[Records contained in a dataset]
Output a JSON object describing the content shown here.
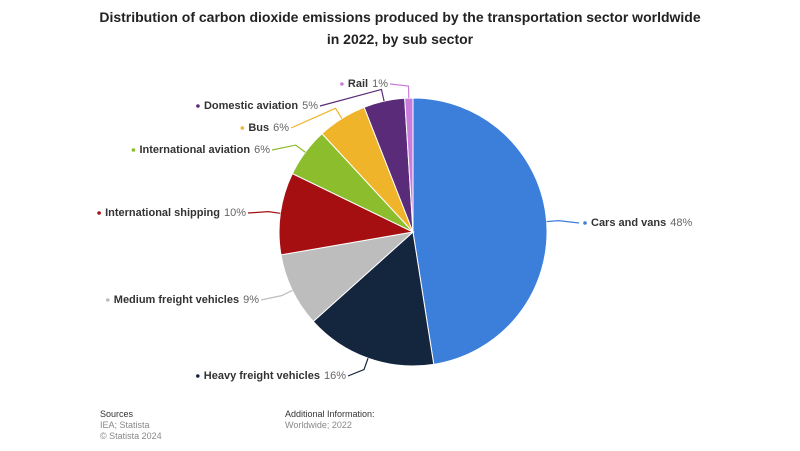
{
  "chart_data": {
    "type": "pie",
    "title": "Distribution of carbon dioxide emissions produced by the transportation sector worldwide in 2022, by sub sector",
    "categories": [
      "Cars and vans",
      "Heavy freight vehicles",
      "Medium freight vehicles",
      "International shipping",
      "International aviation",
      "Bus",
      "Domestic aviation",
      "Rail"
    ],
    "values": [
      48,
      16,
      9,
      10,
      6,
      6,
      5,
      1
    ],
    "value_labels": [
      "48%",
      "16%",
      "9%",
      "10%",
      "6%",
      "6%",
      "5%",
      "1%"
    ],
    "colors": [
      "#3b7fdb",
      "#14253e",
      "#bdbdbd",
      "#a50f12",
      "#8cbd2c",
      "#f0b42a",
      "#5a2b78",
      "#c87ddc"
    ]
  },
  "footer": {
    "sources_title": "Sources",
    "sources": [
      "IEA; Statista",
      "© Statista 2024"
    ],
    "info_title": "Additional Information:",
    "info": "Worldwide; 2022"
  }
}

--

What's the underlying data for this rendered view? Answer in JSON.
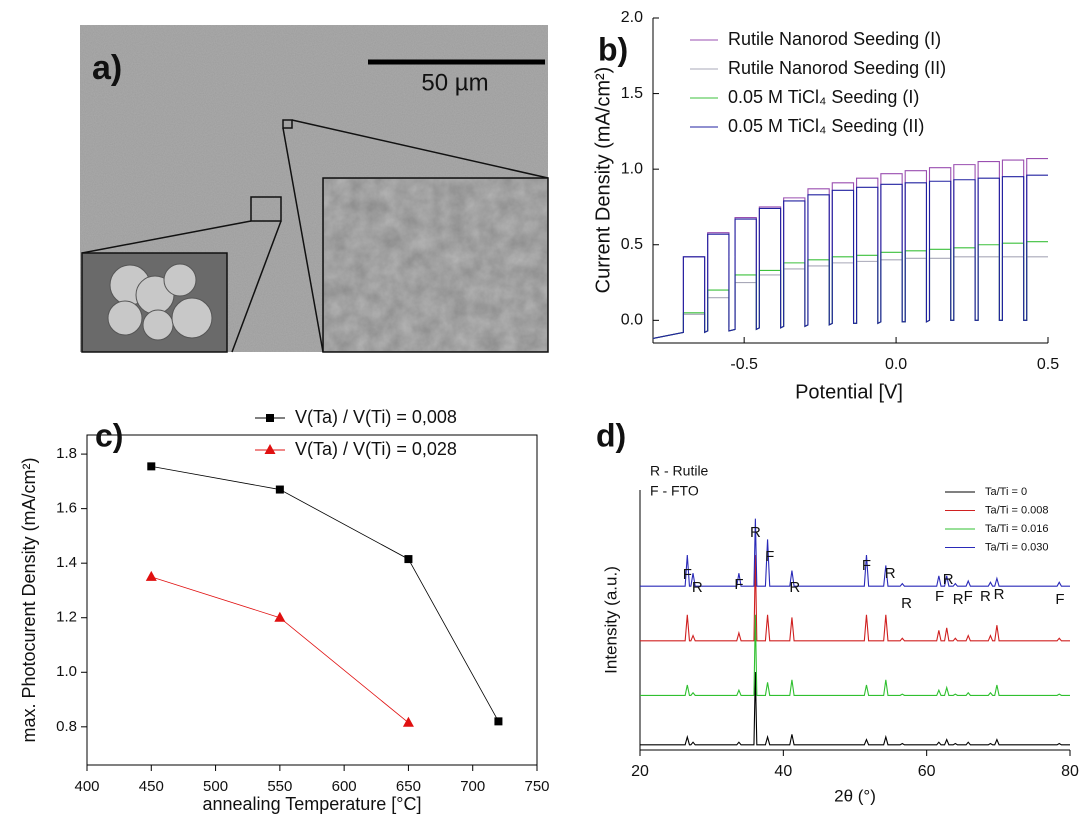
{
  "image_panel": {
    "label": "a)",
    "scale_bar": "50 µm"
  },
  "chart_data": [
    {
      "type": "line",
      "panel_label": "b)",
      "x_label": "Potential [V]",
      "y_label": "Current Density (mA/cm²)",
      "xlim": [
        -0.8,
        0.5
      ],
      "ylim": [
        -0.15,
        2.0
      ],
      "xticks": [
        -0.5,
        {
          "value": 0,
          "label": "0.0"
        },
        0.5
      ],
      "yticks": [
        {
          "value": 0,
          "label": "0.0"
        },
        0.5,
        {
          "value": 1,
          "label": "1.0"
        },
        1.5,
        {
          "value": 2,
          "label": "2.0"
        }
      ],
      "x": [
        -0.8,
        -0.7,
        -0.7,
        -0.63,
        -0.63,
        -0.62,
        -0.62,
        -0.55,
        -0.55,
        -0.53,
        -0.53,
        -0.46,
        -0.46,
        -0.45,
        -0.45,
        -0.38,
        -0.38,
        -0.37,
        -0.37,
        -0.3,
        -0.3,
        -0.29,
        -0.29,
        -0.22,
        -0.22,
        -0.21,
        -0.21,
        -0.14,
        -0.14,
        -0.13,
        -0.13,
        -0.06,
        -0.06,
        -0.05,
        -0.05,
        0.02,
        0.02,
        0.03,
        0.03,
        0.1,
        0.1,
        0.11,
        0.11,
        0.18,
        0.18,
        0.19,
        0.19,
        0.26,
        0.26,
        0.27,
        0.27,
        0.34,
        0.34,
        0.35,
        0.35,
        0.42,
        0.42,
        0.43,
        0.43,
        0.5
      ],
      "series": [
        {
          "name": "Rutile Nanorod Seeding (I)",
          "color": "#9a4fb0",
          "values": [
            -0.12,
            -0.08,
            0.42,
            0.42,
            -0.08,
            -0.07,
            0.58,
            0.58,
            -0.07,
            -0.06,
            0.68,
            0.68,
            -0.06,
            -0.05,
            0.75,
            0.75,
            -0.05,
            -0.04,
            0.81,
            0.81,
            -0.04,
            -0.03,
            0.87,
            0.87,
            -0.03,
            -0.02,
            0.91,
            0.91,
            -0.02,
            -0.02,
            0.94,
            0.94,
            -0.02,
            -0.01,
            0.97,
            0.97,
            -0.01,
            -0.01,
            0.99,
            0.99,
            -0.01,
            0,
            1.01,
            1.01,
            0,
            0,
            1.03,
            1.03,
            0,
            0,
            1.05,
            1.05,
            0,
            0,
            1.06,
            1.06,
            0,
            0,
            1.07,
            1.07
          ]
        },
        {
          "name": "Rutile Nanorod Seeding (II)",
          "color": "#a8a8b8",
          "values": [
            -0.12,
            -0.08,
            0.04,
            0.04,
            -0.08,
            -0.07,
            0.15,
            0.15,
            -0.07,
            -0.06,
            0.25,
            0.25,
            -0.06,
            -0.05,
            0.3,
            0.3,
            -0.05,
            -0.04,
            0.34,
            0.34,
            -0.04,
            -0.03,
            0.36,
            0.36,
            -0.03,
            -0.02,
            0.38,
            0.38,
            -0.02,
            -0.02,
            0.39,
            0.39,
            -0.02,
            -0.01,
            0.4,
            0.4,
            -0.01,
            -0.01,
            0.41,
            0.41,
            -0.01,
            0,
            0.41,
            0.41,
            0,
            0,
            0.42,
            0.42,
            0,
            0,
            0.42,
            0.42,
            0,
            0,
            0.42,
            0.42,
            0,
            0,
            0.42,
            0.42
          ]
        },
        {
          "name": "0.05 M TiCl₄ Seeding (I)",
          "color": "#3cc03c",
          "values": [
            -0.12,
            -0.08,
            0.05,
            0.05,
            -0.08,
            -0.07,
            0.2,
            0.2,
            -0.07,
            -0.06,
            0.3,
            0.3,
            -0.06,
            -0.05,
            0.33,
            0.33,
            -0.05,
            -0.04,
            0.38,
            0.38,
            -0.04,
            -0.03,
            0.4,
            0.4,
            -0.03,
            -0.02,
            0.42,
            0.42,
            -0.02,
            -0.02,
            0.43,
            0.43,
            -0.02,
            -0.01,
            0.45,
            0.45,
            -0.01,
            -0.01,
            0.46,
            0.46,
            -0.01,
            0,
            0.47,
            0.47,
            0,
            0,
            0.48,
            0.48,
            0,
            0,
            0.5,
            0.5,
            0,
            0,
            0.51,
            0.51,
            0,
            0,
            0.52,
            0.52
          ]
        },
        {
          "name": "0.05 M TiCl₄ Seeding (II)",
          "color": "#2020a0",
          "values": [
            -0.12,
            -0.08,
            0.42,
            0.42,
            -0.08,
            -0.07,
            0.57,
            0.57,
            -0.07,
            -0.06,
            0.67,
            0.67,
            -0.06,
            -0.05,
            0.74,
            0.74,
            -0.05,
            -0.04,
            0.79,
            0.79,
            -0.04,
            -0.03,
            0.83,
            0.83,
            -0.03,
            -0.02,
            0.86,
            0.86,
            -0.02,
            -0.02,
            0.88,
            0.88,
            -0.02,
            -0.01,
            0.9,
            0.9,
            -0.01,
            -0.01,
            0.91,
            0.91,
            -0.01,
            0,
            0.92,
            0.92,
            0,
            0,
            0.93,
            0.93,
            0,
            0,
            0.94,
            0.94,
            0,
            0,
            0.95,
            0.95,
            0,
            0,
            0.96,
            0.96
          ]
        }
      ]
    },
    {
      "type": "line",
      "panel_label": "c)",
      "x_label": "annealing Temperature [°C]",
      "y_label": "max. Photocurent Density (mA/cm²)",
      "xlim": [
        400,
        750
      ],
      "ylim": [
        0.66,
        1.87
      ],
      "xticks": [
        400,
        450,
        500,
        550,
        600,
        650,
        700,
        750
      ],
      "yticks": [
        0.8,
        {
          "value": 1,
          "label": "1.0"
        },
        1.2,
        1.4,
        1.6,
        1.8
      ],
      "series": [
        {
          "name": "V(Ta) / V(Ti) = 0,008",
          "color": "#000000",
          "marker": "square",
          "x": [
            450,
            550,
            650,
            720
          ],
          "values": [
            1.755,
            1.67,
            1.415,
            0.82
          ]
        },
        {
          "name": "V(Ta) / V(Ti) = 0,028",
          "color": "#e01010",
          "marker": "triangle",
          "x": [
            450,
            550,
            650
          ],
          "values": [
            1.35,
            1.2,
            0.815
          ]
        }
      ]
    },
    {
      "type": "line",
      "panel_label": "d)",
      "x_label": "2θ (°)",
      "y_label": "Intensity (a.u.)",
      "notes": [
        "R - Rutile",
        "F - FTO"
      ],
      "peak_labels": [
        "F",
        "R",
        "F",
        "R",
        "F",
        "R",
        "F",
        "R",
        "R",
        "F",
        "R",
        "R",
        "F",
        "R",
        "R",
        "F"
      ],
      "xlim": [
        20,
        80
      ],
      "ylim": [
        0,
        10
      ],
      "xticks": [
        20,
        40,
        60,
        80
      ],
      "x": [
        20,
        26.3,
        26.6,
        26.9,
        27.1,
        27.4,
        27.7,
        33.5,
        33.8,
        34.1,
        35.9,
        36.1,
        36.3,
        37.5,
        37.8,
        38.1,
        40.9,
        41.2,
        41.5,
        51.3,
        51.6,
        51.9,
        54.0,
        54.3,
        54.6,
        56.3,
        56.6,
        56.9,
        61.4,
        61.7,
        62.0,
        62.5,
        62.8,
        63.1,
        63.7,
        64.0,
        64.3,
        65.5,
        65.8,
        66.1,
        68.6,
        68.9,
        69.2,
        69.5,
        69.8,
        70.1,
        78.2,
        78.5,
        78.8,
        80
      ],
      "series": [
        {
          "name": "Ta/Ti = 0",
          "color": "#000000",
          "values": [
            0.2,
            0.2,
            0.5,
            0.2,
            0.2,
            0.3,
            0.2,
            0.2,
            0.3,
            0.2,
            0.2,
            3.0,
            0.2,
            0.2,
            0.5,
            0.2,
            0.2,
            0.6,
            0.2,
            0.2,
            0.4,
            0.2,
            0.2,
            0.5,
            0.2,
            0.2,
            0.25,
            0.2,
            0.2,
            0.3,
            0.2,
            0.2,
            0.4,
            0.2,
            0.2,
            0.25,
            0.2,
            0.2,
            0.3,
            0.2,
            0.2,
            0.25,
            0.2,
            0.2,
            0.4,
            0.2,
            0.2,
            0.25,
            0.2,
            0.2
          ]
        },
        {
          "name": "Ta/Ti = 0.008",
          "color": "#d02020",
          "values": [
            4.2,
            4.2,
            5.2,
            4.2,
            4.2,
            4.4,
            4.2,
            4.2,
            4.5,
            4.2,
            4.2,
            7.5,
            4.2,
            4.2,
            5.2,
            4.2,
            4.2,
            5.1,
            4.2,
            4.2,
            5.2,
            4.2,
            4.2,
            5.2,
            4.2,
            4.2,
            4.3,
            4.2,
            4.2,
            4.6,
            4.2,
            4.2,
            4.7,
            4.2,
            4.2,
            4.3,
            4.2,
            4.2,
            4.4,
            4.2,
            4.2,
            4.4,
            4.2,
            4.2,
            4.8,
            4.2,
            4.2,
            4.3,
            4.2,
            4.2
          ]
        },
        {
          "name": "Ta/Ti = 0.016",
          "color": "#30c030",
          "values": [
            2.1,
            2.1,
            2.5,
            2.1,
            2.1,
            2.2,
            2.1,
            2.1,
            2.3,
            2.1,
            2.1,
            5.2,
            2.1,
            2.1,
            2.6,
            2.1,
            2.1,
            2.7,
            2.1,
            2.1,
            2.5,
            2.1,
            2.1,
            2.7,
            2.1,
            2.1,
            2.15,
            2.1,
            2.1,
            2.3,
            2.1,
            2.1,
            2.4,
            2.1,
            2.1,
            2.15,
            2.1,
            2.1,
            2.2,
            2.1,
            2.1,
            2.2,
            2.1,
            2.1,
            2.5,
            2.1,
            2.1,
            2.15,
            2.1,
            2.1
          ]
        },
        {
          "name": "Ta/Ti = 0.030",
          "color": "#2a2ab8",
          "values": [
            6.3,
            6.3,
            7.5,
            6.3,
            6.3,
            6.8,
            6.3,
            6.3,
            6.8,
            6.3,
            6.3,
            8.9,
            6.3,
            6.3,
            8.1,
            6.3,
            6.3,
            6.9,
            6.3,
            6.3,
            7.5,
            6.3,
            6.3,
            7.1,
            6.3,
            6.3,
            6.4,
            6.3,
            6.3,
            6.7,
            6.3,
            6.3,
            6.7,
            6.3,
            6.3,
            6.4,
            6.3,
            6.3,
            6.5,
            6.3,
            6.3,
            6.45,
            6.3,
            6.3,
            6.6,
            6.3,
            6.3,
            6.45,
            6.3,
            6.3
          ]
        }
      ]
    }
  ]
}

-- Exercise goal --
Which lines in the listing above hold the word "JSON"? Show each of them.

-- Task output --
Output a JSON object describing the content shown here.
What's the underlying data for this rendered view? Answer in JSON.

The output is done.